| INFORMATION SUPPLIED |
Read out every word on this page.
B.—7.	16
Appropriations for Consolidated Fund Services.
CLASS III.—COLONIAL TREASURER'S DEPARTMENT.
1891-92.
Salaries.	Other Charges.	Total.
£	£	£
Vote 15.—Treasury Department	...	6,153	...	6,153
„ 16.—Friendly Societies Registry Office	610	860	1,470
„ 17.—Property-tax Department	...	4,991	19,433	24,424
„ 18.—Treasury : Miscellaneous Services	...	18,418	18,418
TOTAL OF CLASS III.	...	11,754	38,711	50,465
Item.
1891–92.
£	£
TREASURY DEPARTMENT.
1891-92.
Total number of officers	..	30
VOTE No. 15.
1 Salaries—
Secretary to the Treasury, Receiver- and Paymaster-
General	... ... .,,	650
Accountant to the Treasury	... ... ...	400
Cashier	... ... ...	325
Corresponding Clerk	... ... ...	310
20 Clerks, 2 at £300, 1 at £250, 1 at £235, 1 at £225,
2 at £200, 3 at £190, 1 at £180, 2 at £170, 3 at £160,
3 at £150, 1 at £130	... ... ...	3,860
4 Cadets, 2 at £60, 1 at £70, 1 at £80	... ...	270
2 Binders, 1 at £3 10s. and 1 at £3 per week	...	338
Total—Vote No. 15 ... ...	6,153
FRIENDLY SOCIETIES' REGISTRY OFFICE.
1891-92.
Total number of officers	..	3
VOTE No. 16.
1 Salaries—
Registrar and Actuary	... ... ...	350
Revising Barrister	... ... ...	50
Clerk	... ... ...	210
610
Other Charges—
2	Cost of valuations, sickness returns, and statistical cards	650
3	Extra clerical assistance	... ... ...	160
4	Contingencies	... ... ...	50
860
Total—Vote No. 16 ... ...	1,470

| WRITTEN INSTRUCTION |
From the first line to the last, please quote the material above exactly.

| ANSWER TO THE TASK |
Read out every word on this page.
B.—7.	16
Appropriations for Consolidated Fund Services.
CLASS III.—COLONIAL TREASURER'S DEPARTMENT.
1891-92.
Salaries.	Other Charges.	Total.
£	£	£
Vote 15.—Treasury Department	...	6,153	...	6,153
„ 16.—Friendly Societies Registry Office	610	860	1,470
„ 17.—Property-tax Department	...	4,991	19,433	24,424
„ 18.—Treasury : Miscellaneous Services	...	18,418	18,418
TOTAL OF CLASS III.	...	11,754	38,711	50,465
Item.
1891–92.
£	£
TREASURY DEPARTMENT.
1891-92.
Total number of officers	..	30
VOTE No. 15.
1 Salaries—
Secretary to the Treasury, Receiver- and Paymaster-
General	... ... .,,	650
Accountant to the Treasury	... ... ...	400
Cashier	... ... ...	325
Corresponding Clerk	... ... ...	310
20 Clerks, 2 at £300, 1 at £250, 1 at £235, 1 at £225,
2 at £200, 3 at £190, 1 at £180, 2 at £170, 3 at £160,
3 at £150, 1 at £130	... ... ...	3,860
4 Cadets, 2 at £60, 1 at £70, 1 at £80	... ...	270
2 Binders, 1 at £3 10s. and 1 at £3 per week	...	338
Total—Vote No. 15 ... ...	6,153
FRIENDLY SOCIETIES' REGISTRY OFFICE.
1891-92.
Total number of officers	..	3
VOTE No. 16.
1 Salaries—
Registrar and Actuary	... ... ...	350
Revising Barrister	... ... ...	50
Clerk	... ... ...	210
610
Other Charges—
2	Cost of valuations, sickness returns, and statistical cards	650
3	Extra clerical assistance	... ... ...	160
4	Contingencies	... ... ...	50
860
Total—Vote No. 16 ... ...	1,470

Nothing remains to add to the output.